Below is a listing to write out in full, exactly as given, without its pictures.

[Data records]
+ + + + +

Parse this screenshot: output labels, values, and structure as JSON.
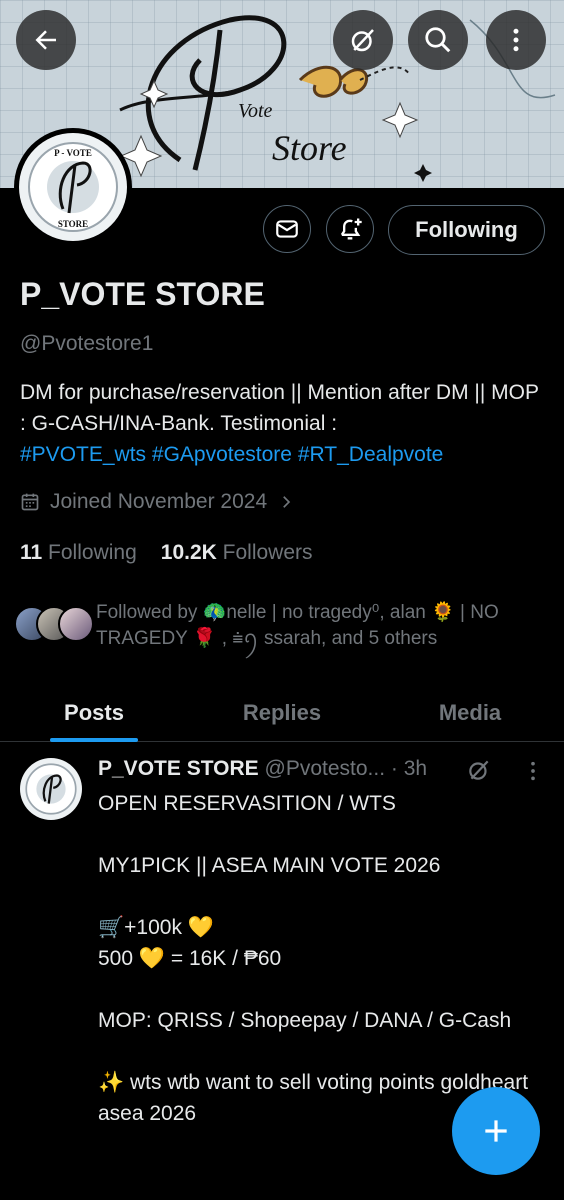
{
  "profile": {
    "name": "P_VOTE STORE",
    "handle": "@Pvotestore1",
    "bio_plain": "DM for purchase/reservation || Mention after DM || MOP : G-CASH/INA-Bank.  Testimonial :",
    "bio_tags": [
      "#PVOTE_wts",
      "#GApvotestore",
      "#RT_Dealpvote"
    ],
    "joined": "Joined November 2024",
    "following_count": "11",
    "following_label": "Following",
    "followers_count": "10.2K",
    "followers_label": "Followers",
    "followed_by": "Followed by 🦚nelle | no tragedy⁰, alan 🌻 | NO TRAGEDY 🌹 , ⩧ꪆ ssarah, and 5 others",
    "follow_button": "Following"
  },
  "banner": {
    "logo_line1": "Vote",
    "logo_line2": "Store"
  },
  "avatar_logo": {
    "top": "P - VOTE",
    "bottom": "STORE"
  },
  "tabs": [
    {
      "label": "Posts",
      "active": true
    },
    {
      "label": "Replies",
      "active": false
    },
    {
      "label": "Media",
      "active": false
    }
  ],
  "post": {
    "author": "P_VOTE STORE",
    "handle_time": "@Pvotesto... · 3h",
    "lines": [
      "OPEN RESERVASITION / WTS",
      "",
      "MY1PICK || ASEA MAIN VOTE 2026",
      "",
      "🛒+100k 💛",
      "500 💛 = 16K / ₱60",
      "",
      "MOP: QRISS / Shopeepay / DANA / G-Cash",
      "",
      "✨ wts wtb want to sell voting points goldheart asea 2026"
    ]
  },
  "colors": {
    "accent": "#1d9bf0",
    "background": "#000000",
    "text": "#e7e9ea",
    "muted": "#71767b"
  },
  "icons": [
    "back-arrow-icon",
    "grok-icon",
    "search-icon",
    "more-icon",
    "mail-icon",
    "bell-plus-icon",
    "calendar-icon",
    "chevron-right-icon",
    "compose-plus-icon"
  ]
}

+ + + + +

▶ _Exercise answer_:
Parse this screenshot: output labels, values, and structure as JSON.
{
  "profile": {
    "name": "P_VOTE STORE",
    "handle": "@Pvotestore1",
    "bio_plain": "DM for purchase/reservation || Mention after DM || MOP : G-CASH/INA-Bank.  Testimonial :",
    "bio_tags": [
      "#PVOTE_wts",
      "#GApvotestore",
      "#RT_Dealpvote"
    ],
    "joined": "Joined November 2024",
    "following_count": "11",
    "following_label": "Following",
    "followers_count": "10.2K",
    "followers_label": "Followers",
    "followed_by": "Followed by 🦚nelle | no tragedy⁰, alan 🌻 | NO TRAGEDY 🌹 , ⩧ꪆ ssarah, and 5 others",
    "follow_button": "Following"
  },
  "banner": {
    "logo_line1": "Vote",
    "logo_line2": "Store"
  },
  "avatar_logo": {
    "top": "P - VOTE",
    "bottom": "STORE"
  },
  "tabs": [
    {
      "label": "Posts",
      "active": true
    },
    {
      "label": "Replies",
      "active": false
    },
    {
      "label": "Media",
      "active": false
    }
  ],
  "post": {
    "author": "P_VOTE STORE",
    "handle_time": "@Pvotesto... · 3h",
    "lines": [
      "OPEN RESERVASITION / WTS",
      "",
      "MY1PICK || ASEA MAIN VOTE 2026",
      "",
      "🛒+100k 💛",
      "500 💛 = 16K / ₱60",
      "",
      "MOP: QRISS / Shopeepay / DANA / G-Cash",
      "",
      "✨ wts wtb want to sell voting points goldheart asea 2026"
    ]
  },
  "colors": {
    "accent": "#1d9bf0",
    "background": "#000000",
    "text": "#e7e9ea",
    "muted": "#71767b"
  },
  "icons": [
    "back-arrow-icon",
    "grok-icon",
    "search-icon",
    "more-icon",
    "mail-icon",
    "bell-plus-icon",
    "calendar-icon",
    "chevron-right-icon",
    "compose-plus-icon"
  ]
}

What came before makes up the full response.